◆ **Required work**
Write the material out again in full, exactly.

#### Supplied records

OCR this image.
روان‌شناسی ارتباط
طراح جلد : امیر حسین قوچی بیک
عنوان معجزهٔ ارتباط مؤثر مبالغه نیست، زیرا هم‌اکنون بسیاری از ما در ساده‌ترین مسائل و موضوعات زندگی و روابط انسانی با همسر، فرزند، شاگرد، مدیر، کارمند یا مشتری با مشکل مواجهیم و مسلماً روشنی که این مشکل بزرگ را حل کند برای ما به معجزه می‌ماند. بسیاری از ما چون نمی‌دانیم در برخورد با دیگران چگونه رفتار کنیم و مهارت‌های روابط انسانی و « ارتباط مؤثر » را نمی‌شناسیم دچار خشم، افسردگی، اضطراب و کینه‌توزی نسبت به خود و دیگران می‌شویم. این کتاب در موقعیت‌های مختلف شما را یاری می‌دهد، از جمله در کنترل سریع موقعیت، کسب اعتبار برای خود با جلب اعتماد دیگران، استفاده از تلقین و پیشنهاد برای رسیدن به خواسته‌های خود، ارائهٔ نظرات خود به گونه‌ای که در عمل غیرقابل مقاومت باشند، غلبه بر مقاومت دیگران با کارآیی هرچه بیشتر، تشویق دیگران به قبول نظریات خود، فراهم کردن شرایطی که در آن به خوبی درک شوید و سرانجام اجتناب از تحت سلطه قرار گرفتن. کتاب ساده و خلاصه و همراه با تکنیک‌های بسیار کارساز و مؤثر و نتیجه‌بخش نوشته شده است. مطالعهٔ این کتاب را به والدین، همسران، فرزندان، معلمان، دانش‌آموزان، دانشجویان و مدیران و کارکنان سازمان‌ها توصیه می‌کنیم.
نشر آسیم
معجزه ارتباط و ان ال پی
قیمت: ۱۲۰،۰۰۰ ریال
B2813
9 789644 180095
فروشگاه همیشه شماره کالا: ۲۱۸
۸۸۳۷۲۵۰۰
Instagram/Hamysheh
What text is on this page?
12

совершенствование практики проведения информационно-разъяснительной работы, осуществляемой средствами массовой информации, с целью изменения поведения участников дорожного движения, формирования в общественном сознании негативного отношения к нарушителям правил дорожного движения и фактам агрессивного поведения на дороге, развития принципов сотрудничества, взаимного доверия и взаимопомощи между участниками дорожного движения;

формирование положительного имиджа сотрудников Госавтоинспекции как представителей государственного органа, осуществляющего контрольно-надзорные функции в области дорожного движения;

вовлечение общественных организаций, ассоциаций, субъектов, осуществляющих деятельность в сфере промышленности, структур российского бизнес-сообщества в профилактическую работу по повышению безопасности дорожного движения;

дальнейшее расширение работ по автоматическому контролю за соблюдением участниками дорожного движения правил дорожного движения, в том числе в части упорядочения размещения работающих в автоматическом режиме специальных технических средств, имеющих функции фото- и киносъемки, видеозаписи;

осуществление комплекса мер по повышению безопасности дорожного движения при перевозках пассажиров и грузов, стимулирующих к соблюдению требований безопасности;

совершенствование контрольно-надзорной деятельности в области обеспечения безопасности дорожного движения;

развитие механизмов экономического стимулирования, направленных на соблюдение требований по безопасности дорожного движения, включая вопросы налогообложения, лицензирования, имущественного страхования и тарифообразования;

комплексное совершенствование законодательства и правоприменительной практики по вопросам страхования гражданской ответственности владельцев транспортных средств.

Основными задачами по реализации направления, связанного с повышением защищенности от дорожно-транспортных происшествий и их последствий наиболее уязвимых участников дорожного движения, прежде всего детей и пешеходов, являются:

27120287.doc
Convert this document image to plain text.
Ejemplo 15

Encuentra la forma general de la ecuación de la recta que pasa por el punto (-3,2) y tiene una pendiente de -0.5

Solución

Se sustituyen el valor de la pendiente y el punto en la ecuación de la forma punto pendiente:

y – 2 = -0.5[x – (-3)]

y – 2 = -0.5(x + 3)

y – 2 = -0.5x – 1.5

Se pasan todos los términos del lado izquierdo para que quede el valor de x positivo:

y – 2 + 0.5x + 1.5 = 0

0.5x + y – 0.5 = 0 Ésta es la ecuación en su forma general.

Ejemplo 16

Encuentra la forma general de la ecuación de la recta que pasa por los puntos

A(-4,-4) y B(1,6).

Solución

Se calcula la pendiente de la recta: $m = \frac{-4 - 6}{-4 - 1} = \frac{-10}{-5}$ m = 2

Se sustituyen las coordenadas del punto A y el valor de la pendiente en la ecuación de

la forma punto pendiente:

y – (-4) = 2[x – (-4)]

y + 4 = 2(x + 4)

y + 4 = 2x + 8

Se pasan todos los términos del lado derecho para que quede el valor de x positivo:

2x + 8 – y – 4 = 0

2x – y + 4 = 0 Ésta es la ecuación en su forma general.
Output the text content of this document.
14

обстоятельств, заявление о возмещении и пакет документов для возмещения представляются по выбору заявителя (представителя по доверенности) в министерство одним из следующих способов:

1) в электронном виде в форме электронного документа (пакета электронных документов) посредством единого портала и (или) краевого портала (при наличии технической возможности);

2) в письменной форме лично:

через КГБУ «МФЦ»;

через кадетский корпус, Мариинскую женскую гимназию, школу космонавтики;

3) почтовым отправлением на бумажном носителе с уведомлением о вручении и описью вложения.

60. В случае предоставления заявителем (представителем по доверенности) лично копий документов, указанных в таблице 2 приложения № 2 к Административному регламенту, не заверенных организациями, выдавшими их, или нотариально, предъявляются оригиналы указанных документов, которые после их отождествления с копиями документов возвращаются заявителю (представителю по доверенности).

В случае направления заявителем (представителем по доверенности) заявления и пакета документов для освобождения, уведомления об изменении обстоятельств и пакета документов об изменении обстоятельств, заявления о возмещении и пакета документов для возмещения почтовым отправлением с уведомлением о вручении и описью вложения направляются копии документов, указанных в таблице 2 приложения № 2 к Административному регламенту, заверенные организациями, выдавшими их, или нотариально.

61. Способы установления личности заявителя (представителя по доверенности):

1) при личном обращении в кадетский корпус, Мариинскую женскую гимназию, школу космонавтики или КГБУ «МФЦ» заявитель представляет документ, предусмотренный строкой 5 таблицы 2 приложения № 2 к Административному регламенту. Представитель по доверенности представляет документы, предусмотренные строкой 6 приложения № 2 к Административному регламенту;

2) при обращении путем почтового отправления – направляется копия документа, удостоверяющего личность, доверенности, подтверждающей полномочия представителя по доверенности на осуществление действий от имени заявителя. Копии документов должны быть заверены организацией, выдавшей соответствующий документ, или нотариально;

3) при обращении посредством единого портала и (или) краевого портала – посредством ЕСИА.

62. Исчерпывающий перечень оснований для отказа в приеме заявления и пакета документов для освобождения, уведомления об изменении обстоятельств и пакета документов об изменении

########

◆ **Exercise answer**
OCR this image.
روان‌شناسی ارتباط
طراح جلد : امیر حسین قوچی بیک
عنوان معجزهٔ ارتباط مؤثر مبالغه نیست، زیرا هم‌اکنون بسیاری از ما در ساده‌ترین مسائل و موضوعات زندگی و روابط انسانی با همسر، فرزند، شاگرد، مدیر، کارمند یا مشتری با مشکل مواجهیم و مسلماً روشنی که این مشکل بزرگ را حل کند برای ما به معجزه می‌ماند. بسیاری از ما چون نمی‌دانیم در برخورد با دیگران چگونه رفتار کنیم و مهارت‌های روابط انسانی و « ارتباط مؤثر » را نمی‌شناسیم دچار خشم، افسردگی، اضطراب و کینه‌توزی نسبت به خود و دیگران می‌شویم. این کتاب در موقعیت‌های مختلف شما را یاری می‌دهد، از جمله در کنترل سریع موقعیت، کسب اعتبار برای خود با جلب اعتماد دیگران، استفاده از تلقین و پیشنهاد برای رسیدن به خواسته‌های خود، ارائهٔ نظرات خود به گونه‌ای که در عمل غیرقابل مقاومت باشند، غلبه بر مقاومت دیگران با کارآیی هرچه بیشتر، تشویق دیگران به قبول نظریات خود، فراهم کردن شرایطی که در آن به خوبی درک شوید و سرانجام اجتناب از تحت سلطه قرار گرفتن. کتاب ساده و خلاصه و همراه با تکنیک‌های بسیار کارساز و مؤثر و نتیجه‌بخش نوشته شده است. مطالعهٔ این کتاب را به والدین، همسران، فرزندان، معلمان، دانش‌آموزان، دانشجویان و مدیران و کارکنان سازمان‌ها توصیه می‌کنیم.
نشر آسیم
معجزه ارتباط و ان ال پی
قیمت: ۱۲۰،۰۰۰ ریال
B2813
9 789644 180095
فروشگاه همیشه شماره کالا: ۲۱۸
۸۸۳۷۲۵۰۰
Instagram/Hamysheh
What text is on this page?
12

совершенствование практики проведения информационно-разъяснительной работы, осуществляемой средствами массовой информации, с целью изменения поведения участников дорожного движения, формирования в общественном сознании негативного отношения к нарушителям правил дорожного движения и фактам агрессивного поведения на дороге, развития принципов сотрудничества, взаимного доверия и взаимопомощи между участниками дорожного движения;

формирование положительного имиджа сотрудников Госавтоинспекции как представителей государственного органа, осуществляющего контрольно-надзорные функции в области дорожного движения;

вовлечение общественных организаций, ассоциаций, субъектов, осуществляющих деятельность в сфере промышленности, структур российского бизнес-сообщества в профилактическую работу по повышению безопасности дорожного движения;

дальнейшее расширение работ по автоматическому контролю за соблюдением участниками дорожного движения правил дорожного движения, в том числе в части упорядочения размещения работающих в автоматическом режиме специальных технических средств, имеющих функции фото- и киносъемки, видеозаписи;

осуществление комплекса мер по повышению безопасности дорожного движения при перевозках пассажиров и грузов, стимулирующих к соблюдению требований безопасности;

совершенствование контрольно-надзорной деятельности в области обеспечения безопасности дорожного движения;

развитие механизмов экономического стимулирования, направленных на соблюдение требований по безопасности дорожного движения, включая вопросы налогообложения, лицензирования, имущественного страхования и тарифообразования;

комплексное совершенствование законодательства и правоприменительной практики по вопросам страхования гражданской ответственности владельцев транспортных средств.

Основными задачами по реализации направления, связанного с повышением защищенности от дорожно-транспортных происшествий и их последствий наиболее уязвимых участников дорожного движения, прежде всего детей и пешеходов, являются:

27120287.doc
Convert this document image to plain text.
Ejemplo 15

Encuentra la forma general de la ecuación de la recta que pasa por el punto (-3,2) y tiene una pendiente de -0.5

Solución

Se sustituyen el valor de la pendiente y el punto en la ecuación de la forma punto pendiente:

y – 2 = -0.5[x – (-3)]

y – 2 = -0.5(x + 3)

y – 2 = -0.5x – 1.5

Se pasan todos los términos del lado izquierdo para que quede el valor de x positivo:

y – 2 + 0.5x + 1.5 = 0

0.5x + y – 0.5 = 0 Ésta es la ecuación en su forma general.

Ejemplo 16

Encuentra la forma general de la ecuación de la recta que pasa por los puntos

A(-4,-4) y B(1,6).

Solución

Se calcula la pendiente de la recta: $m = \frac{-4 - 6}{-4 - 1} = \frac{-10}{-5}$ m = 2

Se sustituyen las coordenadas del punto A y el valor de la pendiente en la ecuación de

la forma punto pendiente:

y – (-4) = 2[x – (-4)]

y + 4 = 2(x + 4)

y + 4 = 2x + 8

Se pasan todos los términos del lado derecho para que quede el valor de x positivo:

2x + 8 – y – 4 = 0

2x – y + 4 = 0 Ésta es la ecuación en su forma general.
Output the text content of this document.
14

обстоятельств, заявление о возмещении и пакет документов для возмещения представляются по выбору заявителя (представителя по доверенности) в министерство одним из следующих способов:

1) в электронном виде в форме электронного документа (пакета электронных документов) посредством единого портала и (или) краевого портала (при наличии технической возможности);

2) в письменной форме лично:

через КГБУ «МФЦ»;

через кадетский корпус, Мариинскую женскую гимназию, школу космонавтики;

3) почтовым отправлением на бумажном носителе с уведомлением о вручении и описью вложения.

60. В случае предоставления заявителем (представителем по доверенности) лично копий документов, указанных в таблице 2 приложения № 2 к Административному регламенту, не заверенных организациями, выдавшими их, или нотариально, предъявляются оригиналы указанных документов, которые после их отождествления с копиями документов возвращаются заявителю (представителю по доверенности).

В случае направления заявителем (представителем по доверенности) заявления и пакета документов для освобождения, уведомления об изменении обстоятельств и пакета документов об изменении обстоятельств, заявления о возмещении и пакета документов для возмещения почтовым отправлением с уведомлением о вручении и описью вложения направляются копии документов, указанных в таблице 2 приложения № 2 к Административному регламенту, заверенные организациями, выдавшими их, или нотариально.

61. Способы установления личности заявителя (представителя по доверенности):

1) при личном обращении в кадетский корпус, Мариинскую женскую гимназию, школу космонавтики или КГБУ «МФЦ» заявитель представляет документ, предусмотренный строкой 5 таблицы 2 приложения № 2 к Административному регламенту. Представитель по доверенности представляет документы, предусмотренные строкой 6 приложения № 2 к Административному регламенту;

2) при обращении путем почтового отправления – направляется копия документа, удостоверяющего личность, доверенности, подтверждающей полномочия представителя по доверенности на осуществление действий от имени заявителя. Копии документов должны быть заверены организацией, выдавшей соответствующий документ, или нотариально;

3) при обращении посредством единого портала и (или) краевого портала – посредством ЕСИА.

62. Исчерпывающий перечень оснований для отказа в приеме заявления и пакета документов для освобождения, уведомления об изменении обстоятельств и пакета документов об изменении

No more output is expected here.